## Task details
Copy the entries from the line that contains "262, 1361, 403]" through the line that contains "111, 762, 129]", changing "share-button" to "share-menu-button" and leaving everything else as it is.
------ Given information
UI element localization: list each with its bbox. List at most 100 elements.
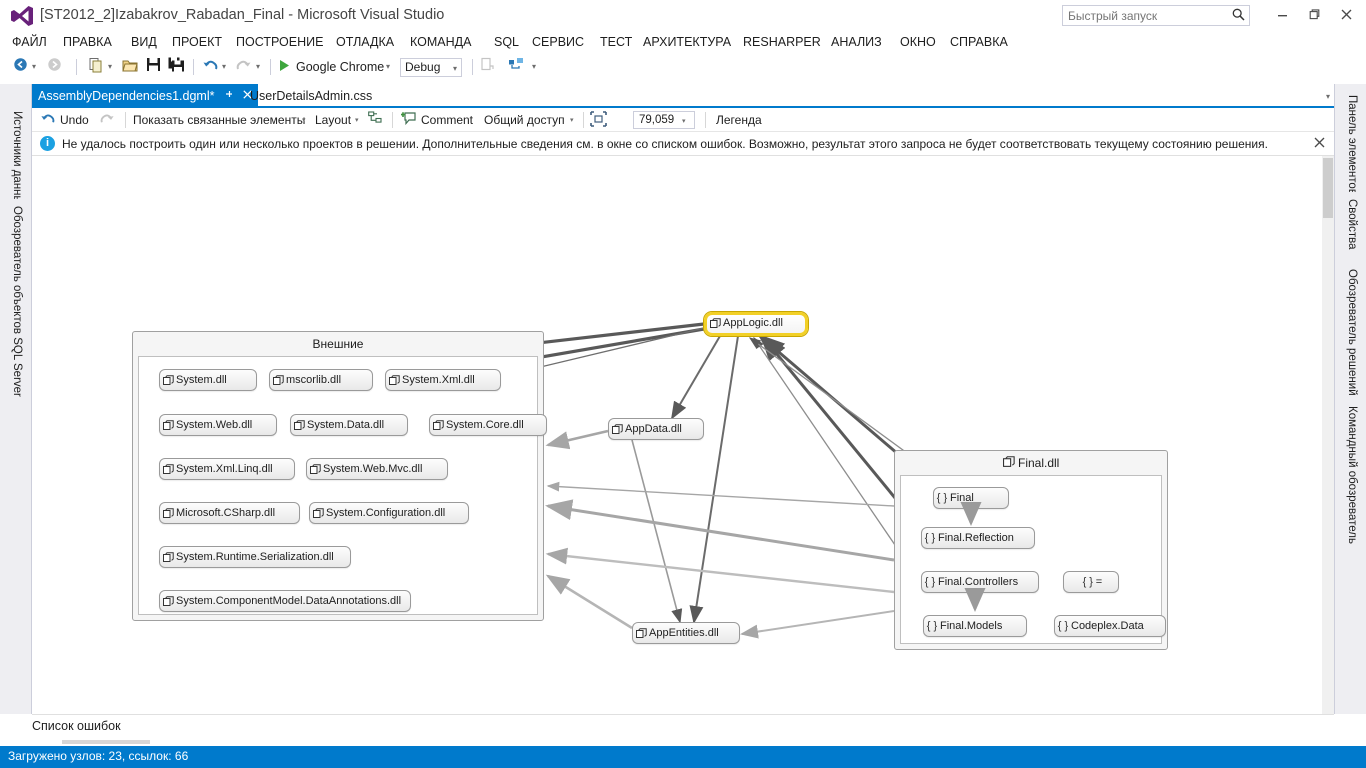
sidebar-item-solution-explorer[interactable]: Обозреватель решений	[1339, 262, 1361, 403]
canvas-vertical-scrollbar[interactable]	[1322, 156, 1334, 714]
share-button[interactable]: Общий доступ	[484, 111, 565, 129]
sidebar-item-sql-server-object-explorer[interactable]: Обозреватель объектов SQL Server	[4, 199, 26, 404]
chevron-down-icon[interactable]: ▾	[453, 65, 457, 73]
source-control-icon[interactable]	[506, 57, 526, 77]
menu-build[interactable]: ПОСТРОЕНИЕ	[234, 32, 325, 52]
open-file-icon[interactable]	[120, 57, 140, 77]
node-applogic-dll[interactable]: AppLogic.dll	[704, 312, 808, 336]
document-tab-strip: AssemblyDependencies1.dgml* UserDetailsA…	[32, 84, 1334, 108]
info-bar-close-icon[interactable]	[1312, 136, 1326, 152]
legend-button[interactable]: Легенда	[716, 111, 762, 129]
node-system-runtime-serialization-dll[interactable]: System.Runtime.Serialization.dll	[159, 546, 351, 568]
fit-to-window-icon[interactable]	[590, 111, 610, 129]
assembly-icon	[633, 623, 649, 646]
node-final-controllers[interactable]: { } Final.Controllers	[921, 571, 1039, 593]
node-final[interactable]: { } Final	[933, 487, 1009, 509]
node-system-core-dll[interactable]: System.Core.dll	[429, 414, 547, 436]
close-button[interactable]	[1332, 5, 1360, 27]
undo-icon[interactable]	[40, 111, 58, 129]
save-icon[interactable]	[143, 57, 163, 77]
zoom-caret-icon[interactable]: ▾	[682, 118, 686, 125]
tab-userdetailsadmin[interactable]: UserDetailsAdmin.css	[244, 84, 378, 108]
node-microsoft-csharp-dll[interactable]: Microsoft.CSharp.dll	[159, 502, 300, 524]
assembly-icon	[307, 459, 323, 482]
comment-icon[interactable]	[401, 111, 419, 129]
visual-studio-logo-icon	[10, 5, 34, 27]
node-system-dll[interactable]: System.dll	[159, 369, 257, 391]
undo-caret-icon[interactable]: ▾	[222, 63, 226, 71]
show-related-elements-button[interactable]: Показать связанные элементы	[133, 111, 305, 129]
menu-tools[interactable]: СЕРВИС	[530, 32, 586, 52]
start-debug-target-label[interactable]: Google Chrome	[296, 58, 384, 76]
node-system-configuration-dll[interactable]: System.Configuration.dll	[309, 502, 469, 524]
node-system-web-mvc-dll[interactable]: System.Web.Mvc.dll	[306, 458, 448, 480]
save-all-icon[interactable]	[165, 57, 187, 77]
node-system-data-dll[interactable]: System.Data.dll	[290, 414, 408, 436]
pin-icon[interactable]	[224, 84, 234, 108]
show-related-caret-icon[interactable]: ▾	[302, 117, 306, 124]
node-mscorlib-dll[interactable]: mscorlib.dll	[269, 369, 373, 391]
maximize-button[interactable]	[1300, 5, 1328, 27]
visual-studio-window: [ST2012_2]Izabakrov_Rabadan_Final - Micr…	[0, 0, 1366, 768]
sidebar-item-team-explorer[interactable]: Командный обозреватель	[1339, 399, 1361, 551]
menu-debug[interactable]: ОТЛАДКА	[334, 32, 396, 52]
menu-resharper[interactable]: RESHARPER	[741, 32, 823, 52]
menu-analyze[interactable]: АНАЛИЗ	[829, 32, 884, 52]
sidebar-item-toolbox[interactable]: Панель элементов	[1339, 88, 1361, 202]
tab-error-list[interactable]: Список ошибок	[32, 719, 121, 733]
minimize-button[interactable]	[1268, 5, 1296, 27]
node-system-componentmodel-dataannotations-dll[interactable]: System.ComponentModel.DataAnnotations.dl…	[159, 590, 411, 612]
tab-overflow-icon[interactable]: ▾	[1326, 92, 1330, 101]
node-unnamed-namespace[interactable]: { } =	[1063, 571, 1119, 593]
zoom-combo[interactable]: 79,059 ▾	[633, 111, 695, 129]
layout-caret-icon[interactable]: ▾	[355, 117, 359, 124]
menu-sql[interactable]: SQL	[492, 32, 521, 52]
group-final-dll[interactable]: Final.dll { } Final { } Final.Reflection {…	[894, 450, 1168, 650]
search-icon[interactable]	[1231, 8, 1245, 23]
play-icon[interactable]	[279, 59, 290, 76]
navigate-back-icon[interactable]	[10, 57, 30, 77]
dgml-canvas[interactable]: Внешние System.dll mscorlib.dll System.X…	[32, 156, 1334, 714]
undo-button-label[interactable]: Undo	[60, 111, 89, 129]
tab-assemblydependencies[interactable]: AssemblyDependencies1.dgml*	[32, 84, 259, 108]
node-system-xml-dll[interactable]: System.Xml.dll	[385, 369, 501, 391]
menu-architecture[interactable]: АРХИТЕКТУРА	[641, 32, 733, 52]
redo-caret-icon: ▾	[256, 62, 261, 71]
menu-test[interactable]: ТЕСТ	[598, 32, 634, 52]
menu-team[interactable]: КОМАНДА	[408, 32, 473, 52]
node-appdata-dll[interactable]: AppData.dll	[608, 418, 704, 440]
new-project-caret-icon[interactable]: ▾	[108, 63, 112, 71]
assembly-icon	[160, 415, 176, 438]
menu-view[interactable]: ВИД	[129, 32, 159, 52]
comment-button[interactable]: Comment	[421, 111, 473, 129]
scrollbar-thumb[interactable]	[1323, 158, 1333, 218]
assembly-icon	[707, 315, 723, 334]
menu-project[interactable]: ПРОЕКТ	[170, 32, 224, 52]
node-final-reflection[interactable]: { } Final.Reflection	[921, 527, 1035, 549]
group-external[interactable]: Внешние System.dll mscorlib.dll System.X…	[132, 331, 547, 621]
sidebar-item-properties[interactable]: Свойства	[1339, 192, 1361, 257]
share-caret-icon[interactable]: ▾	[570, 117, 574, 124]
layout-options-icon[interactable]	[368, 111, 386, 129]
menu-window[interactable]: ОКНО	[898, 32, 938, 52]
quick-launch-input[interactable]	[1068, 7, 1218, 24]
node-system-web-dll[interactable]: System.Web.dll	[159, 414, 277, 436]
configuration-combo[interactable]: Debug ▾	[400, 58, 462, 77]
attach-to-process-icon	[478, 57, 496, 77]
node-appentities-dll[interactable]: AppEntities.dll	[632, 622, 740, 644]
menu-edit[interactable]: ПРАВКА	[61, 32, 114, 52]
toolbar-overflow-icon[interactable]: ▾	[532, 63, 536, 71]
undo-icon[interactable]	[200, 57, 220, 77]
quick-launch-box[interactable]	[1062, 5, 1250, 26]
navigate-back-caret-icon[interactable]: ▾	[32, 63, 36, 71]
menu-file[interactable]: ФАЙЛ	[10, 32, 49, 52]
layout-button[interactable]: Layout	[315, 111, 351, 129]
node-label: Final.Controllers	[938, 576, 1019, 588]
start-debug-caret-icon[interactable]: ▾	[386, 63, 390, 71]
node-label: System.Configuration.dll	[326, 507, 446, 519]
menu-help[interactable]: СПРАВКА	[948, 32, 1010, 52]
new-project-icon[interactable]	[86, 57, 106, 77]
node-codeplex-data[interactable]: { } Codeplex.Data	[1054, 615, 1166, 637]
node-system-xml-linq-dll[interactable]: System.Xml.Linq.dll	[159, 458, 295, 480]
node-final-models[interactable]: { } Final.Models	[923, 615, 1027, 637]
------------
## Worked solution
sidebar-item-solution-explorer[interactable]: Обозреватель решений	[1339, 262, 1361, 403]
canvas-vertical-scrollbar[interactable]	[1322, 156, 1334, 714]
share-menu-button[interactable]: Общий доступ	[484, 111, 565, 129]
sidebar-item-sql-server-object-explorer[interactable]: Обозреватель объектов SQL Server	[4, 199, 26, 404]
chevron-down-icon[interactable]: ▾	[453, 65, 457, 73]
source-control-icon[interactable]	[506, 57, 526, 77]
menu-build[interactable]: ПОСТРОЕНИЕ	[234, 32, 325, 52]
open-file-icon[interactable]	[120, 57, 140, 77]
node-applogic-dll[interactable]: AppLogic.dll	[704, 312, 808, 336]
document-tab-strip: AssemblyDependencies1.dgml* UserDetailsA…	[32, 84, 1334, 108]
info-bar-close-icon[interactable]	[1312, 136, 1326, 152]
legend-button[interactable]: Легенда	[716, 111, 762, 129]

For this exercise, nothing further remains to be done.